# INPUT MATERIAL start

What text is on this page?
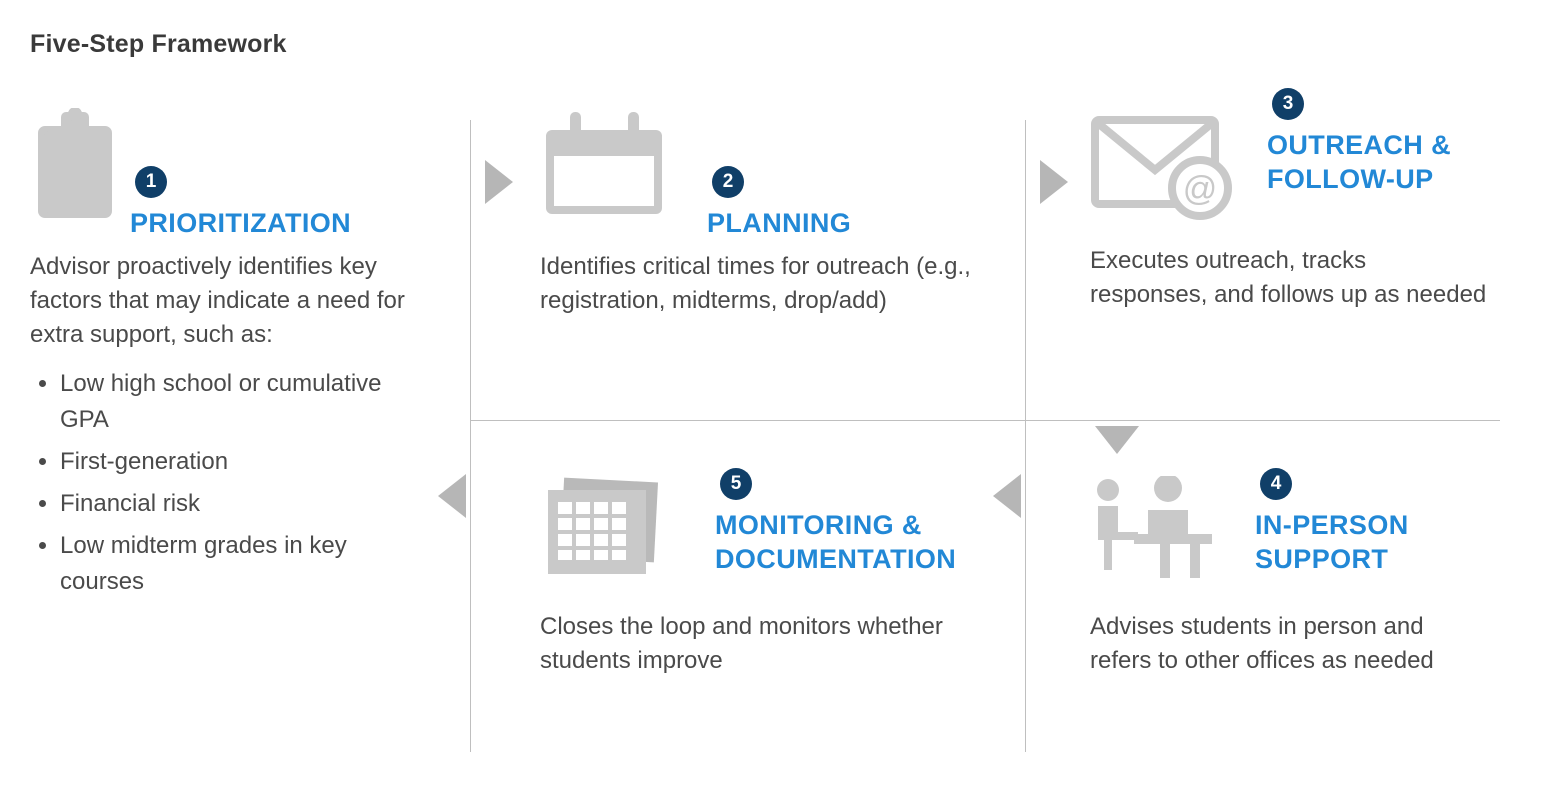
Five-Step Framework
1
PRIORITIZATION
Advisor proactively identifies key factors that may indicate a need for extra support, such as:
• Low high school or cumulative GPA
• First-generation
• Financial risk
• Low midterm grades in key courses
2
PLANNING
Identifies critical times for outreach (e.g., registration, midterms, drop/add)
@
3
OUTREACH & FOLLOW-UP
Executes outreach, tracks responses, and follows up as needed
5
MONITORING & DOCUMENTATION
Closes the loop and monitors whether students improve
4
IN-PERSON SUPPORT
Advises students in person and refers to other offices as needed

# INPUT MATERIAL end

(WORK INSTRUCTIONS) Make an exact copy of the data above, pictures excluded.

(IN RESPONSE)
What text is on this page?
Five-Step Framework
1
PRIORITIZATION
Advisor proactively identifies key factors that may indicate a need for extra support, such as:
• Low high school or cumulative GPA
• First-generation
• Financial risk
• Low midterm grades in key courses
2
PLANNING
Identifies critical times for outreach (e.g., registration, midterms, drop/add)
@
3
OUTREACH & FOLLOW-UP
Executes outreach, tracks responses, and follows up as needed
5
MONITORING & DOCUMENTATION
Closes the loop and monitors whether students improve
4
IN-PERSON SUPPORT
Advises students in person and refers to other offices as needed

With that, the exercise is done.